Copy each line below in which the word "this" occurs.

** Start of Stored data **

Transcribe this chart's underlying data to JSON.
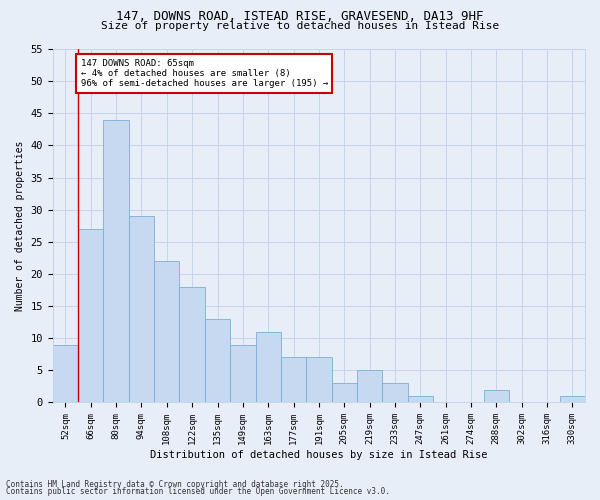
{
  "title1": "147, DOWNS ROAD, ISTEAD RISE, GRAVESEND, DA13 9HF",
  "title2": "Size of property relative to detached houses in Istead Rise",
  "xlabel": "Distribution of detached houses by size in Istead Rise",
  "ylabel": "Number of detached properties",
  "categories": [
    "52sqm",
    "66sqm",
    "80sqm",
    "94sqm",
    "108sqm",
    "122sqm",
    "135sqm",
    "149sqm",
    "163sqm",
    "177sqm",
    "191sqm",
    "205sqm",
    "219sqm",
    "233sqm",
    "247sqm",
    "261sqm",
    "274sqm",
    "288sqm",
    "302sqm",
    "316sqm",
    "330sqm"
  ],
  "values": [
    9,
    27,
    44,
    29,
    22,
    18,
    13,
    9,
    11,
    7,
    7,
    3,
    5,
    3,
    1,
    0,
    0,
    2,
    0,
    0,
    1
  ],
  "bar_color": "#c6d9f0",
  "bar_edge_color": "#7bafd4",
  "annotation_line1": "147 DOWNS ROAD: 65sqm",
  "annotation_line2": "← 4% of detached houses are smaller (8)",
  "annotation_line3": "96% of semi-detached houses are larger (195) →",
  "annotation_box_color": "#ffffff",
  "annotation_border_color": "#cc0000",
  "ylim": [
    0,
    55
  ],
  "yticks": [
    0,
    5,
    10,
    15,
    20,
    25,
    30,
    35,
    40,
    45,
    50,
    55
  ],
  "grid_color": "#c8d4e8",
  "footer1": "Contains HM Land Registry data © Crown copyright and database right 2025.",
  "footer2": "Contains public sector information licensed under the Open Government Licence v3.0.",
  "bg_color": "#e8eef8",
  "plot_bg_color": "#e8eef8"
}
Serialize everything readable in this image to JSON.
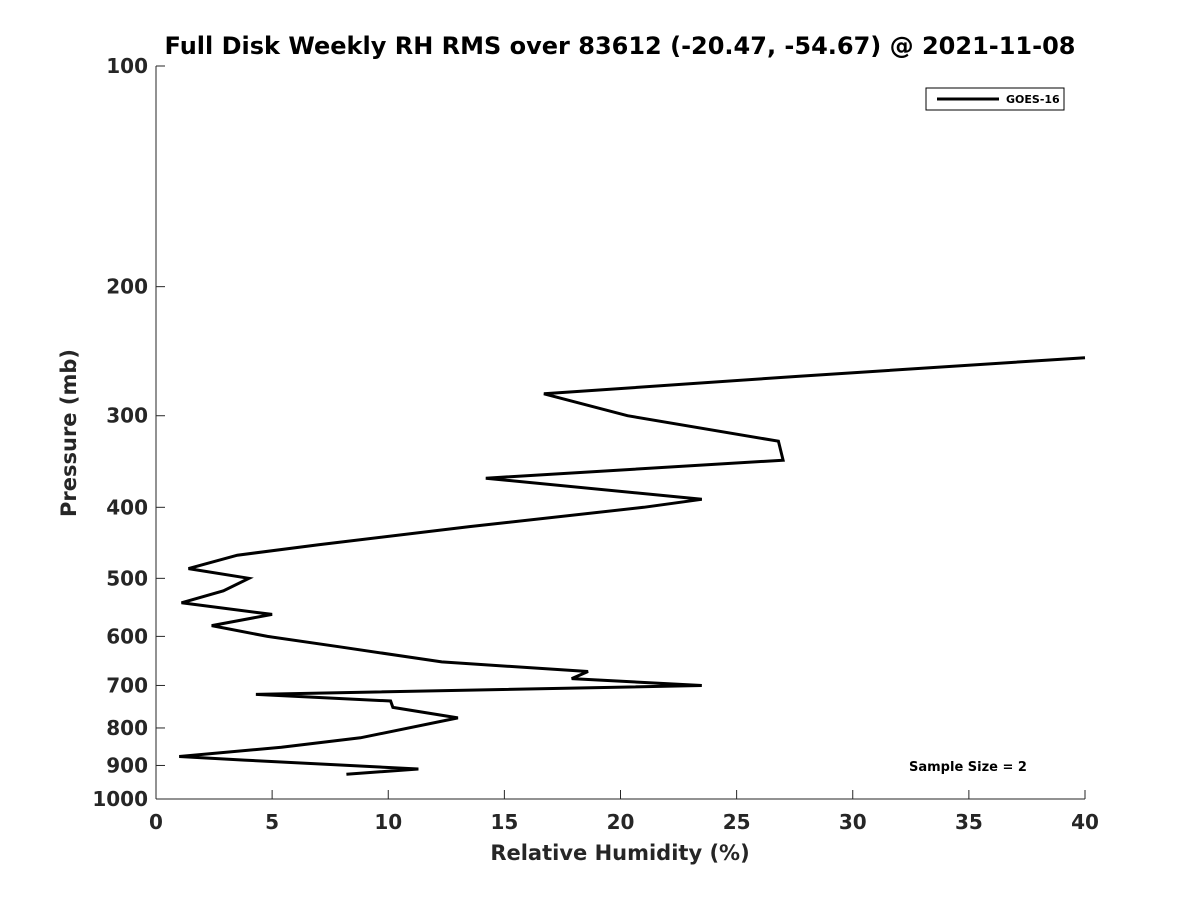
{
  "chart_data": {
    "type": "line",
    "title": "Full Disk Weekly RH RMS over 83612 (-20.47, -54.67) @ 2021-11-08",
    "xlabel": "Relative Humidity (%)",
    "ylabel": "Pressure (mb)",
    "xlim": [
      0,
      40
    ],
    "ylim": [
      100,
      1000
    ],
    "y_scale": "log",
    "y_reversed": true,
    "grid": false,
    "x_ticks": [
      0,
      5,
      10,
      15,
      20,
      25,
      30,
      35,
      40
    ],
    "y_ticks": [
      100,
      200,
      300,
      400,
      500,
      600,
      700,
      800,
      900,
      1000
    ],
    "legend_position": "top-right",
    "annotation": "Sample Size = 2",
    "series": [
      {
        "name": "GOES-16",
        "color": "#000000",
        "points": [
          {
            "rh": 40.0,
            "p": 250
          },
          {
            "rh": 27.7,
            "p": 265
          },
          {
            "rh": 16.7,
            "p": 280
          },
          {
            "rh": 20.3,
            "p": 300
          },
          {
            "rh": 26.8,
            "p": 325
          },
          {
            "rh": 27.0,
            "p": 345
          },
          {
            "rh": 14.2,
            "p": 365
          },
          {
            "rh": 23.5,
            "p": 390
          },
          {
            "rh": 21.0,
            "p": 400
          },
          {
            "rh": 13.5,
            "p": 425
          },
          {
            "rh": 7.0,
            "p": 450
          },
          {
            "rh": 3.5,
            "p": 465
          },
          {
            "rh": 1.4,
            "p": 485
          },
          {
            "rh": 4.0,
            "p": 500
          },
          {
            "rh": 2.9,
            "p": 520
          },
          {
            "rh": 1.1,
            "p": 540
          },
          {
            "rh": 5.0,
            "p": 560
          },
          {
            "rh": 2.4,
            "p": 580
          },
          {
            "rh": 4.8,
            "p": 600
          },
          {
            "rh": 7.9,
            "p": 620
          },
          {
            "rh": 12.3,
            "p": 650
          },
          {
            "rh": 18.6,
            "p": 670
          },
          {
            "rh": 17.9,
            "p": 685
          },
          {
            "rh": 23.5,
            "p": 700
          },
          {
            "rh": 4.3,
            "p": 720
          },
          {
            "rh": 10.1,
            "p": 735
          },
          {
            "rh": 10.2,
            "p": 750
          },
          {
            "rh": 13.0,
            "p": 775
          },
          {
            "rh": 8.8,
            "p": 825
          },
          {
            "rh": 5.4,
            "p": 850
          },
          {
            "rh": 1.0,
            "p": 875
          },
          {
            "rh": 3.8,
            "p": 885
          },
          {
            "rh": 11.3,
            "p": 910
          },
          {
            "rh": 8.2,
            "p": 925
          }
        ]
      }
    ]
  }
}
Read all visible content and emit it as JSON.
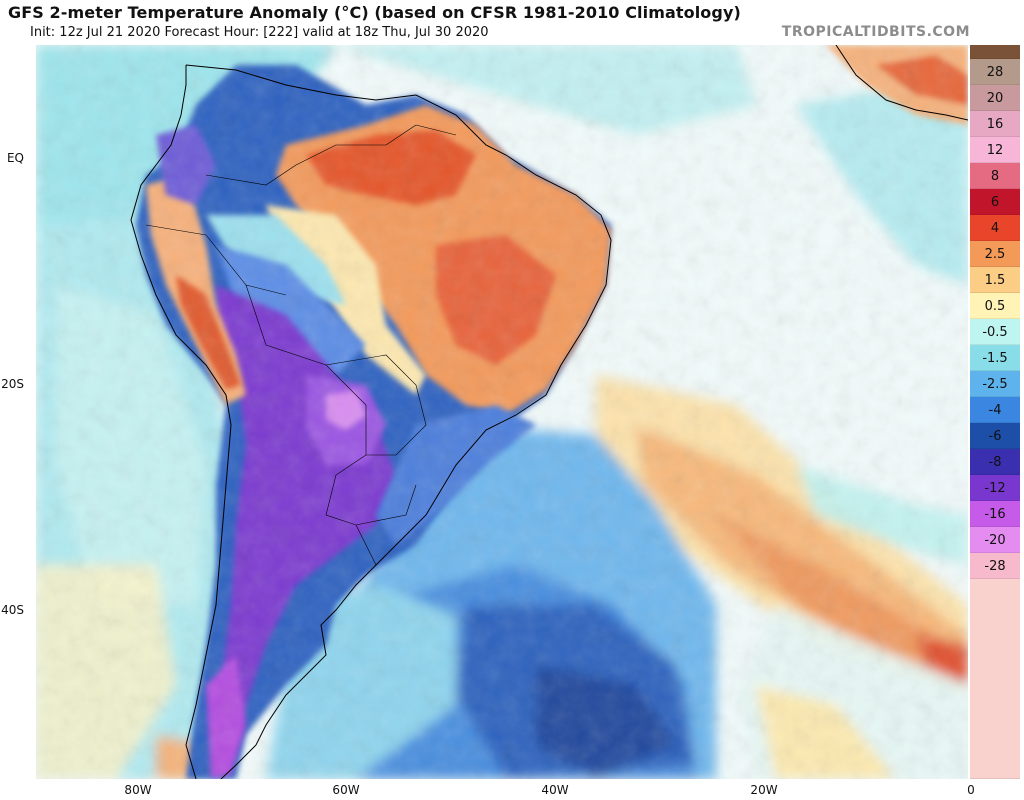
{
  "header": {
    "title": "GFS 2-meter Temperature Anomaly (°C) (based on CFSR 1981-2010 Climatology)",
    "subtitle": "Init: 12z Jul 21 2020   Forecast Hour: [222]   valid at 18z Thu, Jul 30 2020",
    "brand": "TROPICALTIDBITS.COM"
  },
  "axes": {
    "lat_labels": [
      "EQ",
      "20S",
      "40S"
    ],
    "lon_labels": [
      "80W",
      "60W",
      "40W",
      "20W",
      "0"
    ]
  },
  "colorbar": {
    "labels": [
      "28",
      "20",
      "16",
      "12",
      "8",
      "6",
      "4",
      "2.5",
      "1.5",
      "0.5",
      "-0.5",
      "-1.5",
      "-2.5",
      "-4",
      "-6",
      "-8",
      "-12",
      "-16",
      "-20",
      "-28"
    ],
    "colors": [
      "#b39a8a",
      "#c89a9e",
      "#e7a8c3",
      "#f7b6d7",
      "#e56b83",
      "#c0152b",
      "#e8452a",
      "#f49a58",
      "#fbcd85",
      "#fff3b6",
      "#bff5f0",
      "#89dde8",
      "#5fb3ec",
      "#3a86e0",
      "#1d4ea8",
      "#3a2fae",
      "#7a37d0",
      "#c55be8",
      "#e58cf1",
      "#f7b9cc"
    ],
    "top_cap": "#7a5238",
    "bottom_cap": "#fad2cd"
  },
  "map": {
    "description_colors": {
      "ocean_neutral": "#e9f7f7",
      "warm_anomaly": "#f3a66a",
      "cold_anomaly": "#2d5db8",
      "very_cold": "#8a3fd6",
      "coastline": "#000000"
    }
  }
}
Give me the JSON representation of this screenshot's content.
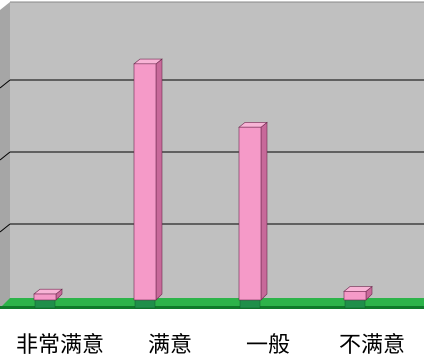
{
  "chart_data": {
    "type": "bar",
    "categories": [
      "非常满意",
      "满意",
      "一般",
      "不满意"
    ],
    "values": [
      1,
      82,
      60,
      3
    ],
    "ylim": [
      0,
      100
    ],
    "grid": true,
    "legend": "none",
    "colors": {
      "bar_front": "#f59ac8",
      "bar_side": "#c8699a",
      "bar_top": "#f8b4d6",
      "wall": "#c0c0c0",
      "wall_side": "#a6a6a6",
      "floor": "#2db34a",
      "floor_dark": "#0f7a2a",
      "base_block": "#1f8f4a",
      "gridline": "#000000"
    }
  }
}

** End of Stored data **

Task response:
Transcribe this chart's underlying data to JSON.
Serialize everything readable in this image to JSON.
Give me the JSON representation of this screenshot's content.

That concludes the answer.